> Selected passage
____

The world of finance and investments is notorious for its extensive use of jargon. With a goal of enhancing financial literacy and making the world of money more transparent, we have our “monthly jargon” articles that focus on debunking financial terms that are often used sans explanation. This month, we address a term that is extremely important to know when it comes to every financial and investment decision you make: “risk profile.” Put simply, your risk profile is an evaluation of your willingness to assume risk when it comes to your investments. Knowing your risk profile is vital to crafting your investment portfolio, as it is the main factor that influences your portfolio allocation. To determine your risk profile, a financial advisor will have you complete a risk questionnaire that evaluates the three components a risk profile comprises:

    1. Risk tolerance: Your ability to stomach the market ups and downs.
    2. Risk need: How much risk you need to take on in order to achieve your desired investment return.
    3. Risk capacity: How much investment risk (or loss) you can afford to take.

Although risk questionnaires vary from advisor to advisor, all such questionnaires generally involve a series of questions with each answer assigned a certain number of points to be added up at the end of the evaluation to provide an overall risk score. Ranges for risk scores vary by questionnaire, but lower scores typically denote a lower risk tolerance, and higher scores signify a higher risk tolerance. Your point total determines your risk profile by showing how conservative or how aggressive you are with your investment decisions, and your portfolio allocation will be based on this profile.

An additional component to keep in mind when crafting your investment portfolio is your time horizon, meaning the time frame for when you want or will need to use the funds you are investing. A shorter time horizon, typically one to five years, means you will need to be more conservative in your investment strategy and invest in funds that will not fluctuate as much with the market. Likewise, a longer time horizon means, barring additional financial needs and responsibilities, you have the flexibility to assume more risk in your investments because your investments have more time to bounce back given a market correction.

From a behavioral finance view, your risk profile tends to differ as you age and depends on the type and purpose of your account. For example, with retirement accounts, younger, long-term investors tend to have a higher risk tolerance because they know they do not plan to use that money for years down the road, and their accounts will have ample time to rebound from any losses and enjoy new gains via a high-risk, high-reward strategy. In the same vein, older, short-term investors nearing retirement tend to see their risk profiles trend in the conservative direction with a lower risk tolerance as retirement approaches because they know they will soon depend on their retirement savings for income and therefore cannot risk experiencing a major correction and potential losses.

In terms of portfolio allocations, equities are riskier investment vehicles, while bonds are considered a low-risk investment option. If your risk profile shows you are an aggressive investor, your advisor will allocate your investments accordingly, based on a 90/10 or 80/20 model, for example, meaning that 80-90% of your portfolio holds riskier equity positions like individual stocks, mutual funds, and exchange-traded funds (ETFs), with the remaining 10-20% holding lower-risk positions like bonds or money market funds. If your risk profile shows you are a more conservative investor, your investments will be allocated based on a lower-risk model, such as a 40/60 allocation, meaning 40% of your portfolio holds higher-risk investments with the remaining 60% holding more conservative, lower-risk investments.

Overall, the risk assumed in your portfolio is directly tied to your risk profile, making it of the utmost importance that your risk profile remains up-to-date and accurately aligns with your current financial life and risk capacity. The innate tendency of one’s risk profile to change over time because of major life events – for example, getting older and nearing retirement, buying a house, having a child, sending a child to college, facing emergency home repairs or costly medical expenses, etc. – validates the need to revisit your risk profile and overall financial needs on an annual basis to apply needed adjustments to your accounts.

____

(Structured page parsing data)

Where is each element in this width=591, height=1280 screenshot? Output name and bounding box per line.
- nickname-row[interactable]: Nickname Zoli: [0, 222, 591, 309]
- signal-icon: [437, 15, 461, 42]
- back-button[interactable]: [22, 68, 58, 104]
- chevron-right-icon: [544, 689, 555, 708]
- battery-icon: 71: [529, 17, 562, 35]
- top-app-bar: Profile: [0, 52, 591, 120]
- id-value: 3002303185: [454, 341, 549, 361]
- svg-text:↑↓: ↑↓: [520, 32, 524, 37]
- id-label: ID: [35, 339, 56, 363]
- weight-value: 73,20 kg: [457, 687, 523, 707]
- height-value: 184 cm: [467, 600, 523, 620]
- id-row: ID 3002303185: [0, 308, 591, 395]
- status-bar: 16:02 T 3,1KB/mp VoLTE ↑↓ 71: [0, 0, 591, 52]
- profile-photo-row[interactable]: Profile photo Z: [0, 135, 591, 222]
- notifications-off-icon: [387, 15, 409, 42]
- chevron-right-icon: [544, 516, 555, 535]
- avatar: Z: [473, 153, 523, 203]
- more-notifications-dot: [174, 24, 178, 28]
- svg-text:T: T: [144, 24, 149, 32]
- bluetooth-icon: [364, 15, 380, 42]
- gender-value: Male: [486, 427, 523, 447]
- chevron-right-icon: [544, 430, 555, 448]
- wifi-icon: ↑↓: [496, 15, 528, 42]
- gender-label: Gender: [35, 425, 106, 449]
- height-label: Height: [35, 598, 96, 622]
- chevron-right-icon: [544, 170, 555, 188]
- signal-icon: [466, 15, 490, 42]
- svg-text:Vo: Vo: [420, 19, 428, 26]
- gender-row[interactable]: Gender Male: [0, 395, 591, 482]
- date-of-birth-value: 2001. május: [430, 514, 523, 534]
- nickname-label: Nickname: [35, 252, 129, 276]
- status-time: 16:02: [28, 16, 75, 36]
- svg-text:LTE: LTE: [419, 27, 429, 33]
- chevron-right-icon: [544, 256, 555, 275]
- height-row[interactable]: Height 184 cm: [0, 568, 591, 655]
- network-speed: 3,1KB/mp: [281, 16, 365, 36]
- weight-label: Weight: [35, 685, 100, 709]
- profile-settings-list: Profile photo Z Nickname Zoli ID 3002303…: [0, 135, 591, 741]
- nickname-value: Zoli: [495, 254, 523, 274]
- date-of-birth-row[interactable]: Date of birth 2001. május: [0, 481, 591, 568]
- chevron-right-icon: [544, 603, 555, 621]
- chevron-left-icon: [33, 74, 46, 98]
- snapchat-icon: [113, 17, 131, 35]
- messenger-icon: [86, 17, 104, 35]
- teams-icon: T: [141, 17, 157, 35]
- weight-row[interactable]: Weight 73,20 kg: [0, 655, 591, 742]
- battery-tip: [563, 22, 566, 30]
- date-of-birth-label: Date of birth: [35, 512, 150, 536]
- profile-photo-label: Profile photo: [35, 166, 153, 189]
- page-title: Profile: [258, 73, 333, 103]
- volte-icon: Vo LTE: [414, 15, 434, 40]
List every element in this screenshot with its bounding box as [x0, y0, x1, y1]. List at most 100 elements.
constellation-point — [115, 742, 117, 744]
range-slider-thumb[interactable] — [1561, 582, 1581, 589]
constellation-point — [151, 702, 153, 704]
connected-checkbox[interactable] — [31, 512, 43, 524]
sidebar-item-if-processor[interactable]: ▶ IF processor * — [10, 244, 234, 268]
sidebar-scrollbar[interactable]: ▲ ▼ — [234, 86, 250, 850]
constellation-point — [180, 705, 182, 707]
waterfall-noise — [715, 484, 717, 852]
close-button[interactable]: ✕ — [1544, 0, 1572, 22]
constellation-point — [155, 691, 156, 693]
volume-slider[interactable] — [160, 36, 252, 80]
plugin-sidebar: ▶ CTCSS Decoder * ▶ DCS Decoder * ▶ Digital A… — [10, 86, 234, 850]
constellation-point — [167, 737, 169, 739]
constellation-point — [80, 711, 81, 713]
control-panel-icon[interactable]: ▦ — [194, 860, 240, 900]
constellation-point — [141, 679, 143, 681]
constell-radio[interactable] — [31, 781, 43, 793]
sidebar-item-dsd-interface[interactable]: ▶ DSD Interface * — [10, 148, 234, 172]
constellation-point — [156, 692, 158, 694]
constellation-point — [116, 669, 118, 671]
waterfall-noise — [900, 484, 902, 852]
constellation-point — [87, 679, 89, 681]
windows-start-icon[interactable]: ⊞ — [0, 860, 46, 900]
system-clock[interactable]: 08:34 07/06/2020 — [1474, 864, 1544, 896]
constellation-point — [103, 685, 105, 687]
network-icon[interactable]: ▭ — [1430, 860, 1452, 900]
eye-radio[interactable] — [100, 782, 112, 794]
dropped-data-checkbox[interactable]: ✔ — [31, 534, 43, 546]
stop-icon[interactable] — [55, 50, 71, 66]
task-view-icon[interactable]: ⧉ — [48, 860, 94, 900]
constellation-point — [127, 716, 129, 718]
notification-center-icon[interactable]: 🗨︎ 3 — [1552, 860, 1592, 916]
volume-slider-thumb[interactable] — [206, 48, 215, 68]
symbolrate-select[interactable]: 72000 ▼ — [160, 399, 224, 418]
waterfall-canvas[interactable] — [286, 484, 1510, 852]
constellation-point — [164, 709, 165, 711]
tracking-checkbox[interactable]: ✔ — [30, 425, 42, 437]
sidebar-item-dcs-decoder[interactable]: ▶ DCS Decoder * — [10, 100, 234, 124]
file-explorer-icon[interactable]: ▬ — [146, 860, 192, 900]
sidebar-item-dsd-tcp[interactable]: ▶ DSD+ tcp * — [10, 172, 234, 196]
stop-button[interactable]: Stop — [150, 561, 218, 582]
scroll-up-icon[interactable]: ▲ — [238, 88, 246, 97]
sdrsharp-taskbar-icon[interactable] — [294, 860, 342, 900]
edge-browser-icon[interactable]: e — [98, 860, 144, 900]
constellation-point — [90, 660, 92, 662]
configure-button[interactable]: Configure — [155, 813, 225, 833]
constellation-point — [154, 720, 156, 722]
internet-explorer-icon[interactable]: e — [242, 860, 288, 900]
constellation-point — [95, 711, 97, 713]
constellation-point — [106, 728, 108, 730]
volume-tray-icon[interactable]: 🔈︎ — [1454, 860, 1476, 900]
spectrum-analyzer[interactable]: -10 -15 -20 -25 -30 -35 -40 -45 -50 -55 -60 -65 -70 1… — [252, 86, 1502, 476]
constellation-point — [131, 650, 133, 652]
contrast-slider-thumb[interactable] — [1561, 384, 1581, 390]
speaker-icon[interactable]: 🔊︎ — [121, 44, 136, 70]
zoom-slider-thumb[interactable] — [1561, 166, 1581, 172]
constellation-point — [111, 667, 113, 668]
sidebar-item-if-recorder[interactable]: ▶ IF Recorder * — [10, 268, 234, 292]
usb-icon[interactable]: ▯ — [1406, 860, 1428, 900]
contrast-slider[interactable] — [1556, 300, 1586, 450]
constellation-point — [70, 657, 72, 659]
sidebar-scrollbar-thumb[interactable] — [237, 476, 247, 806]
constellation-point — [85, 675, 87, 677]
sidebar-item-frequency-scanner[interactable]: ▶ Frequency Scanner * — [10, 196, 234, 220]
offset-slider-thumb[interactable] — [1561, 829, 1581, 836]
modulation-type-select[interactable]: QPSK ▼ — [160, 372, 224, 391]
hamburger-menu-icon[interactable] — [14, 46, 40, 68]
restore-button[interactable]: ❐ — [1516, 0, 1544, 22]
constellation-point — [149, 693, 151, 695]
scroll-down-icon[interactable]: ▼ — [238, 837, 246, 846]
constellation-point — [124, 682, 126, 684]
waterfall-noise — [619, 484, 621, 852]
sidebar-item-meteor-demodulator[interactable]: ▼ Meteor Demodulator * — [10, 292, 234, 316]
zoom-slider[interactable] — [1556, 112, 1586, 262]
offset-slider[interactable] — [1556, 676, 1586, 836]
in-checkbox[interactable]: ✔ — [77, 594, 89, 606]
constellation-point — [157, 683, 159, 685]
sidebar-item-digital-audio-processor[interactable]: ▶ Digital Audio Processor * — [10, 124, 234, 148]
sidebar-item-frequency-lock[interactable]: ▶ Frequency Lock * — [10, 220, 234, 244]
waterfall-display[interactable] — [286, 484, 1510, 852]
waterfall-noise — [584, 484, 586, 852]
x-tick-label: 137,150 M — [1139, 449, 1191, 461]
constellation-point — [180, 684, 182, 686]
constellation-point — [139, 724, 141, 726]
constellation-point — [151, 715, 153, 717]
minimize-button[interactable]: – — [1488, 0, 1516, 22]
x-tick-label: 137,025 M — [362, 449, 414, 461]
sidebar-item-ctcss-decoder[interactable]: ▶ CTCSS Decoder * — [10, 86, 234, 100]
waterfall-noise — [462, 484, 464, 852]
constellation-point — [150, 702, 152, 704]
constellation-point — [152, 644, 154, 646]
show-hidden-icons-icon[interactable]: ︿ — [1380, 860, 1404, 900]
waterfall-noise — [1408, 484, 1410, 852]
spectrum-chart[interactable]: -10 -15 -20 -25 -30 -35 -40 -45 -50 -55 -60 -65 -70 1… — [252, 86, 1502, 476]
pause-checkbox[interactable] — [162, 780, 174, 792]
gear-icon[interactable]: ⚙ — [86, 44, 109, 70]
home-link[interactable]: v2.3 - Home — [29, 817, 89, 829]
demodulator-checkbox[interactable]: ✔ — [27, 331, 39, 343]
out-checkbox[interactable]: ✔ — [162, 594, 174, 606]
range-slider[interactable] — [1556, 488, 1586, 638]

____

> Task set
• A. In the risk profile article, how long is a shorter time horizon typically said to be?
• B. List the three components that make up a risk profile, according to the risk profile article.
• C. From the risk profile article, reproduce the passage that opens with the words containing "1. Risk tolerance: Your" and closes with "desired investment return.".
These entries are separate material and are not connected to the risk profile article.

> Results for the exercise
• A. One to five years.

• B.
- Risk tolerance
- Risk need
- Risk capacity

• C.
1. Risk tolerance: Your ability to stomach the market ups and downs.
    2. Risk need: How much risk you need to take on in order to achieve your desired investment return.